§ **Problem statement**:
Copy out every item below verbatim, in the order given, without altering any character.

──────────────────────────────

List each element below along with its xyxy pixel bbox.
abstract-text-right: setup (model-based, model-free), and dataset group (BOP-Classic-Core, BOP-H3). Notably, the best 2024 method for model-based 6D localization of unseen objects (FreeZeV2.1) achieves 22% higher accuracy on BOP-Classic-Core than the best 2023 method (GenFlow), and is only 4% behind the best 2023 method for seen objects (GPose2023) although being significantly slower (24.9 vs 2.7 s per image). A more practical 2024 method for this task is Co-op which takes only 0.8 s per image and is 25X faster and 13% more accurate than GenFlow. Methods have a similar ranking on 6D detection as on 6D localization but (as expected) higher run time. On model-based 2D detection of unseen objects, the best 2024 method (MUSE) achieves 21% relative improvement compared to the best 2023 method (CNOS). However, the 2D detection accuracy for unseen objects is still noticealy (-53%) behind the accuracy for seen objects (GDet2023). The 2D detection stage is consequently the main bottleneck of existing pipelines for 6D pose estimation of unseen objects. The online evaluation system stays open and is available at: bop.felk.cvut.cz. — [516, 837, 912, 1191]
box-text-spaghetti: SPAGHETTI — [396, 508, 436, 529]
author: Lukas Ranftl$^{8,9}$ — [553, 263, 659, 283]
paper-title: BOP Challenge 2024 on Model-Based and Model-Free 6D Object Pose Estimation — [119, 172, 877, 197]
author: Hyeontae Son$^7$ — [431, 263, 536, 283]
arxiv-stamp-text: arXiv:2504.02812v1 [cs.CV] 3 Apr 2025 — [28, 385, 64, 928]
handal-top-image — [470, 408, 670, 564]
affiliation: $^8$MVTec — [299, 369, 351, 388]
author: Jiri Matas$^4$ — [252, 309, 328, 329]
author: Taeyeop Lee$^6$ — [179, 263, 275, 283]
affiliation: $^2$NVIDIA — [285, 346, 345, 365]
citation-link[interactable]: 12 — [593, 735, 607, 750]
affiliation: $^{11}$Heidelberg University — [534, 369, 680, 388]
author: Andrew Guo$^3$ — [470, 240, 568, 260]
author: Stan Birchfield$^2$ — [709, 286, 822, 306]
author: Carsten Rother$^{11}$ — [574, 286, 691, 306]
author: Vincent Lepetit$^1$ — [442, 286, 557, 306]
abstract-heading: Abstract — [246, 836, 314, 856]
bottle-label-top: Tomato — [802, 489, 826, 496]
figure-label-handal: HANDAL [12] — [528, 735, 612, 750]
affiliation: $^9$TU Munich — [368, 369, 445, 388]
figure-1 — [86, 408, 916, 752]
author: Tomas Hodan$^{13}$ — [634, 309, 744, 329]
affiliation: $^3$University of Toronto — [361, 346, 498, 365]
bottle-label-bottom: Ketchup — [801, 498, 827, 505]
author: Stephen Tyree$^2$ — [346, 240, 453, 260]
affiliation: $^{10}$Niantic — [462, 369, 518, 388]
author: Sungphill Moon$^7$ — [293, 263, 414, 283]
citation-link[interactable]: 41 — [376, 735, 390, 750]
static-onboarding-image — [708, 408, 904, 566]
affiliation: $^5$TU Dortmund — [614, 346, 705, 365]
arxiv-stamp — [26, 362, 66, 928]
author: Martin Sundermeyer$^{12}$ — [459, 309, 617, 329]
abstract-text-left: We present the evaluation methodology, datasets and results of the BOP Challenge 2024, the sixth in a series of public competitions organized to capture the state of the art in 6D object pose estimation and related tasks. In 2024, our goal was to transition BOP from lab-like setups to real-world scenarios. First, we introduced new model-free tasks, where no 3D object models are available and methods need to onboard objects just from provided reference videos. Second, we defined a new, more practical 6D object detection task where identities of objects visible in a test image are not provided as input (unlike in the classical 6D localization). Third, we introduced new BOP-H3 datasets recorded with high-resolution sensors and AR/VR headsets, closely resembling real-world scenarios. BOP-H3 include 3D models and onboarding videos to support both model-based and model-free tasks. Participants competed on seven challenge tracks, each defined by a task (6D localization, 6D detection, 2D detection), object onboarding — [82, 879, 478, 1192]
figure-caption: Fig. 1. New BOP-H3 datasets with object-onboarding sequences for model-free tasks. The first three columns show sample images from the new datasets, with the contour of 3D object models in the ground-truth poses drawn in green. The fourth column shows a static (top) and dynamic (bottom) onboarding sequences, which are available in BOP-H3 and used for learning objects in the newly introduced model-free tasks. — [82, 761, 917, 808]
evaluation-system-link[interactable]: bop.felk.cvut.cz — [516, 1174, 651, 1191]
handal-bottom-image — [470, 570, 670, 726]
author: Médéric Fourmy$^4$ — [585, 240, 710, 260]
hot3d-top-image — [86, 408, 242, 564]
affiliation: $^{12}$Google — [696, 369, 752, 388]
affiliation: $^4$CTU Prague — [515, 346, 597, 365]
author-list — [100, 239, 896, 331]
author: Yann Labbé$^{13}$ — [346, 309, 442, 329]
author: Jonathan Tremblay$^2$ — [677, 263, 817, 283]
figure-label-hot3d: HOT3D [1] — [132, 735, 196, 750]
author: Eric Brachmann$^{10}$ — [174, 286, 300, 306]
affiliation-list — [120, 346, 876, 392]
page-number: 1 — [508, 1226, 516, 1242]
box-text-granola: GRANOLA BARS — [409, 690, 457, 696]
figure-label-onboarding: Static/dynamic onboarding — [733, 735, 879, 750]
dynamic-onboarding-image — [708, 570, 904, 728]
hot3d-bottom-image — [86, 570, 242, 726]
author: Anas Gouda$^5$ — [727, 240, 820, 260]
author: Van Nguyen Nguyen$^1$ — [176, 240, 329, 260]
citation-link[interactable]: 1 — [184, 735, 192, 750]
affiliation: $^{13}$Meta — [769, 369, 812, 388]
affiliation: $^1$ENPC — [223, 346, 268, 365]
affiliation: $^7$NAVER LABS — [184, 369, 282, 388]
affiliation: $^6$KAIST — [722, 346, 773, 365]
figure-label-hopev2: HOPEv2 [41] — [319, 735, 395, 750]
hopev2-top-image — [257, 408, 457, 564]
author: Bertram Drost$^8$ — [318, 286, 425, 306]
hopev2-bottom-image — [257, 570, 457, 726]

──────────────────────────────

§ **Complete output**:
List each element below along with its xyxy pixel bbox.
abstract-text-right: setup (model-based, model-free), and dataset group (BOP-Classic-Core, BOP-H3). Notably, the best 2024 method for model-based 6D localization of unseen objects (FreeZeV2.1) achieves 22% higher accuracy on BOP-Classic-Core than the best 2023 method (GenFlow), and is only 4% behind the best 2023 method for seen objects (GPose2023) although being significantly slower (24.9 vs 2.7 s per image). A more practical 2024 method for this task is Co-op which takes only 0.8 s per image and is 25X faster and 13% more accurate than GenFlow. Methods have a similar ranking on 6D detection as on 6D localization but (as expected) higher run time. On model-based 2D detection of unseen objects, the best 2024 method (MUSE) achieves 21% relative improvement compared to the best 2023 method (CNOS). However, the 2D detection accuracy for unseen objects is still noticealy (-53%) behind the accuracy for seen objects (GDet2023). The 2D detection stage is consequently the main bottleneck of existing pipelines for 6D pose estimation of unseen objects. The online evaluation system stays open and is available at: bop.felk.cvut.cz. — [516, 837, 912, 1191]
box-text-spaghetti: SPAGHETTI — [396, 508, 436, 529]
author: Lukas Ranftl$^{8,9}$ — [553, 263, 659, 283]
paper-title: BOP Challenge 2024 on Model-Based and Model-Free 6D Object Pose Estimation — [119, 172, 877, 197]
author: Hyeontae Son$^7$ — [431, 263, 536, 283]
arxiv-stamp-text: arXiv:2504.02812v1 [cs.CV] 3 Apr 2025 — [28, 385, 64, 928]
handal-top-image — [470, 408, 670, 564]
affiliation: $^8$MVTec — [299, 369, 351, 388]
author: Jiri Matas$^4$ — [252, 309, 328, 329]
author: Taeyeop Lee$^6$ — [179, 263, 275, 283]
affiliation: $^2$NVIDIA — [285, 346, 345, 365]
citation-link[interactable]: 12 — [593, 735, 607, 750]
affiliation: $^{11}$Heidelberg University — [534, 369, 680, 388]
author: Andrew Guo$^3$ — [470, 240, 568, 260]
author: Stan Birchfield$^2$ — [709, 286, 822, 306]
author: Carsten Rother$^{11}$ — [574, 286, 691, 306]
author: Vincent Lepetit$^1$ — [442, 286, 557, 306]
abstract-heading: Abstract — [246, 836, 314, 856]
bottle-label-top: Tomato — [802, 489, 826, 496]
figure-label-handal: HANDAL [12] — [528, 735, 612, 750]
affiliation: $^9$TU Munich — [368, 369, 445, 388]
figure-1 — [86, 408, 916, 752]
author: Tomas Hodan$^{13}$ — [634, 309, 744, 329]
affiliation: $^3$University of Toronto — [361, 346, 498, 365]
bottle-label-bottom: Ketchup — [801, 498, 827, 505]
author: Stephen Tyree$^2$ — [346, 240, 453, 260]
affiliation: $^{10}$Niantic — [462, 369, 518, 388]
author: Sungphill Moon$^7$ — [293, 263, 414, 283]
citation-link[interactable]: 41 — [376, 735, 390, 750]
static-onboarding-image — [708, 408, 904, 566]
affiliation: $^5$TU Dortmund — [614, 346, 705, 365]
arxiv-stamp — [26, 362, 66, 928]
author: Martin Sundermeyer$^{12}$ — [459, 309, 617, 329]
abstract-text-left: We present the evaluation methodology, datasets and results of the BOP Challenge 2024, the sixth in a series of public competitions organized to capture the state of the art in 6D object pose estimation and related tasks. In 2024, our goal was to transition BOP from lab-like setups to real-world scenarios. First, we introduced new model-free tasks, where no 3D object models are available and methods need to onboard objects just from provided reference videos. Second, we defined a new, more practical 6D object detection task where identities of objects visible in a test image are not provided as input (unlike in the classical 6D localization). Third, we introduced new BOP-H3 datasets recorded with high-resolution sensors and AR/VR headsets, closely resembling real-world scenarios. BOP-H3 include 3D models and onboarding videos to support both model-based and model-free tasks. Participants competed on seven challenge tracks, each defined by a task (6D localization, 6D detection, 2D detection), object onboarding — [82, 879, 478, 1192]
figure-caption: Fig. 1. New BOP-H3 datasets with object-onboarding sequences for model-free tasks. The first three columns show sample images from the new datasets, with the contour of 3D object models in the ground-truth poses drawn in green. The fourth column shows a static (top) and dynamic (bottom) onboarding sequences, which are available in BOP-H3 and used for learning objects in the newly introduced model-free tasks. — [82, 761, 917, 808]
evaluation-system-link[interactable]: bop.felk.cvut.cz — [516, 1174, 651, 1191]
handal-bottom-image — [470, 570, 670, 726]
author: Médéric Fourmy$^4$ — [585, 240, 710, 260]
hot3d-top-image — [86, 408, 242, 564]
affiliation: $^{12}$Google — [696, 369, 752, 388]
affiliation: $^4$CTU Prague — [515, 346, 597, 365]
author-list — [100, 239, 896, 331]
author: Yann Labbé$^{13}$ — [346, 309, 442, 329]
author: Jonathan Tremblay$^2$ — [677, 263, 817, 283]
figure-label-hot3d: HOT3D [1] — [132, 735, 196, 750]
author: Eric Brachmann$^{10}$ — [174, 286, 300, 306]
affiliation-list — [120, 346, 876, 392]
page-number: 1 — [508, 1226, 516, 1242]
box-text-granola: GRANOLA BARS — [409, 690, 457, 696]
figure-label-onboarding: Static/dynamic onboarding — [733, 735, 879, 750]
dynamic-onboarding-image — [708, 570, 904, 728]
hot3d-bottom-image — [86, 570, 242, 726]
author: Anas Gouda$^5$ — [727, 240, 820, 260]
author: Van Nguyen Nguyen$^1$ — [176, 240, 329, 260]
citation-link[interactable]: 1 — [184, 735, 192, 750]
affiliation: $^{13}$Meta — [769, 369, 812, 388]
affiliation: $^1$ENPC — [223, 346, 268, 365]
affiliation: $^7$NAVER LABS — [184, 369, 282, 388]
affiliation: $^6$KAIST — [722, 346, 773, 365]
figure-label-hopev2: HOPEv2 [41] — [319, 735, 395, 750]
hopev2-top-image — [257, 408, 457, 564]
author: Bertram Drost$^8$ — [318, 286, 425, 306]
hopev2-bottom-image — [257, 570, 457, 726]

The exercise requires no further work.